* **TASK REQUIREMENTS**:
Transcribe every line of the listing below verbatim.

Rows from a layout dataset:

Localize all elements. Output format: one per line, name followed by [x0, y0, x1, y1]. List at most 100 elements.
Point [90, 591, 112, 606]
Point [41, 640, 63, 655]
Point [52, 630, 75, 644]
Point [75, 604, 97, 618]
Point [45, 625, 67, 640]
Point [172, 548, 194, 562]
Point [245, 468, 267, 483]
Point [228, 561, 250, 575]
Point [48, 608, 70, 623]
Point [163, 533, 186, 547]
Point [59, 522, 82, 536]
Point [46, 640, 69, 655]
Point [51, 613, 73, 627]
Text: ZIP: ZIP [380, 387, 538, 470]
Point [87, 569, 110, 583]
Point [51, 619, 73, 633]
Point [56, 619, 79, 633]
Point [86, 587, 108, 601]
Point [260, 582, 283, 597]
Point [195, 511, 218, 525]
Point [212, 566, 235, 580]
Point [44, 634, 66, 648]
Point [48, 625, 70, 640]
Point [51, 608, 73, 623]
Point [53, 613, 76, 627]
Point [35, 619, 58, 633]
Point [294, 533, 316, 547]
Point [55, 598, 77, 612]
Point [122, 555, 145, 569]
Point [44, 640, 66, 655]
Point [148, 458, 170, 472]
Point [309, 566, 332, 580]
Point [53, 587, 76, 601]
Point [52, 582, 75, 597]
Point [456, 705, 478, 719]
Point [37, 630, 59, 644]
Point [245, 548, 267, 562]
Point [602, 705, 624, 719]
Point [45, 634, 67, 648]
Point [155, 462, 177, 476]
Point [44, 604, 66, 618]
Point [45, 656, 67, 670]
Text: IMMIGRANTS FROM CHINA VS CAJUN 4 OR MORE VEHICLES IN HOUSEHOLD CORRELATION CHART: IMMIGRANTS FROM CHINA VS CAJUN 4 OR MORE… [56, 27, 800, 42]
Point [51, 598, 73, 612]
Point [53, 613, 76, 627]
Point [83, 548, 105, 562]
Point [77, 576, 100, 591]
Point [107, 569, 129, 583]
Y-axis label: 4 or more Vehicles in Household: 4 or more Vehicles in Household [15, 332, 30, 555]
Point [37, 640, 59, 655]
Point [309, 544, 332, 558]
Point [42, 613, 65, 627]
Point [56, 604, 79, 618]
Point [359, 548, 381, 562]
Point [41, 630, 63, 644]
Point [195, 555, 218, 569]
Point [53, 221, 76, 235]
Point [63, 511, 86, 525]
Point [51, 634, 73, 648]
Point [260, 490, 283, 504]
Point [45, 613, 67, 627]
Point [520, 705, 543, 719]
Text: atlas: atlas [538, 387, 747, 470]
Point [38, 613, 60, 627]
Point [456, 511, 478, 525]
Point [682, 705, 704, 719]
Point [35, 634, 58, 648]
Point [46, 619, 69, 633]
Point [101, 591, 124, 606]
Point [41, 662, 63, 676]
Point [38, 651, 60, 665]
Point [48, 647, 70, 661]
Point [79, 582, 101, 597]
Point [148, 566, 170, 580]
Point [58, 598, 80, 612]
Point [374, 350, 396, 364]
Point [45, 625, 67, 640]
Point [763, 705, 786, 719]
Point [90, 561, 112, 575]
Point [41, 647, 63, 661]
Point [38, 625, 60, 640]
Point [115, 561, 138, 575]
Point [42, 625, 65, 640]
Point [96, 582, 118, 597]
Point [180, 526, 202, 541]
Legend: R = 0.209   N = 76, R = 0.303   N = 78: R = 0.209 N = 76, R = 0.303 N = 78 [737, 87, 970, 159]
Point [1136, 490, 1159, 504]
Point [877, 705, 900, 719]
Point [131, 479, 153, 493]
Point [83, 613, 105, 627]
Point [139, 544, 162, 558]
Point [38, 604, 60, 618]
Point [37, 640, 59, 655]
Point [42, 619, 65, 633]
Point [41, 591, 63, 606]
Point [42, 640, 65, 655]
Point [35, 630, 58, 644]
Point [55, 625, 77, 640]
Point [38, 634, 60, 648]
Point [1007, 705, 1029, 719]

* **RESPONSE TO THE TASK**:
Localize all elements. Output format: one per line, name followed by [x0, y0, x1, y1]. List at most 100 elements.
Point [90, 591, 112, 606]
Point [41, 640, 63, 655]
Point [52, 630, 75, 644]
Point [75, 604, 97, 618]
Point [45, 625, 67, 640]
Point [172, 548, 194, 562]
Point [245, 468, 267, 483]
Point [228, 561, 250, 575]
Point [48, 608, 70, 623]
Point [163, 533, 186, 547]
Point [59, 522, 82, 536]
Point [46, 640, 69, 655]
Point [51, 613, 73, 627]
Text: ZIP: ZIP [380, 387, 538, 470]
Point [87, 569, 110, 583]
Point [51, 619, 73, 633]
Point [56, 619, 79, 633]
Point [86, 587, 108, 601]
Point [260, 582, 283, 597]
Point [195, 511, 218, 525]
Point [212, 566, 235, 580]
Point [44, 634, 66, 648]
Point [48, 625, 70, 640]
Point [51, 608, 73, 623]
Point [53, 613, 76, 627]
Point [35, 619, 58, 633]
Point [294, 533, 316, 547]
Point [55, 598, 77, 612]
Point [122, 555, 145, 569]
Point [44, 640, 66, 655]
Point [148, 458, 170, 472]
Point [309, 566, 332, 580]
Point [53, 587, 76, 601]
Point [52, 582, 75, 597]
Point [456, 705, 478, 719]
Point [37, 630, 59, 644]
Point [245, 548, 267, 562]
Point [602, 705, 624, 719]
Point [45, 634, 67, 648]
Point [155, 462, 177, 476]
Point [44, 604, 66, 618]
Point [45, 656, 67, 670]
Text: IMMIGRANTS FROM CHINA VS CAJUN 4 OR MORE VEHICLES IN HOUSEHOLD CORRELATION CHART: IMMIGRANTS FROM CHINA VS CAJUN 4 OR MORE… [56, 27, 800, 42]
Point [51, 598, 73, 612]
Point [53, 613, 76, 627]
Point [83, 548, 105, 562]
Point [77, 576, 100, 591]
Point [107, 569, 129, 583]
Y-axis label: 4 or more Vehicles in Household: 4 or more Vehicles in Household [15, 332, 30, 555]
Point [37, 640, 59, 655]
Point [309, 544, 332, 558]
Point [42, 613, 65, 627]
Point [56, 604, 79, 618]
Point [359, 548, 381, 562]
Point [41, 630, 63, 644]
Point [195, 555, 218, 569]
Point [53, 221, 76, 235]
Point [63, 511, 86, 525]
Point [51, 634, 73, 648]
Point [260, 490, 283, 504]
Point [45, 613, 67, 627]
Point [520, 705, 543, 719]
Text: atlas: atlas [538, 387, 747, 470]
Point [38, 613, 60, 627]
Point [456, 511, 478, 525]
Point [682, 705, 704, 719]
Point [35, 634, 58, 648]
Point [46, 619, 69, 633]
Point [101, 591, 124, 606]
Point [41, 662, 63, 676]
Point [38, 651, 60, 665]
Point [48, 647, 70, 661]
Point [79, 582, 101, 597]
Point [148, 566, 170, 580]
Point [58, 598, 80, 612]
Point [374, 350, 396, 364]
Point [45, 625, 67, 640]
Point [763, 705, 786, 719]
Point [90, 561, 112, 575]
Point [41, 647, 63, 661]
Point [38, 625, 60, 640]
Point [115, 561, 138, 575]
Point [42, 625, 65, 640]
Point [96, 582, 118, 597]
Point [180, 526, 202, 541]
Legend: R = 0.209   N = 76, R = 0.303   N = 78: R = 0.209 N = 76, R = 0.303 N = 78 [737, 87, 970, 159]
Point [1136, 490, 1159, 504]
Point [877, 705, 900, 719]
Point [131, 479, 153, 493]
Point [83, 613, 105, 627]
Point [139, 544, 162, 558]
Point [38, 604, 60, 618]
Point [37, 640, 59, 655]
Point [42, 619, 65, 633]
Point [41, 591, 63, 606]
Point [42, 640, 65, 655]
Point [35, 630, 58, 644]
Point [55, 625, 77, 640]
Point [38, 634, 60, 648]
Point [1007, 705, 1029, 719]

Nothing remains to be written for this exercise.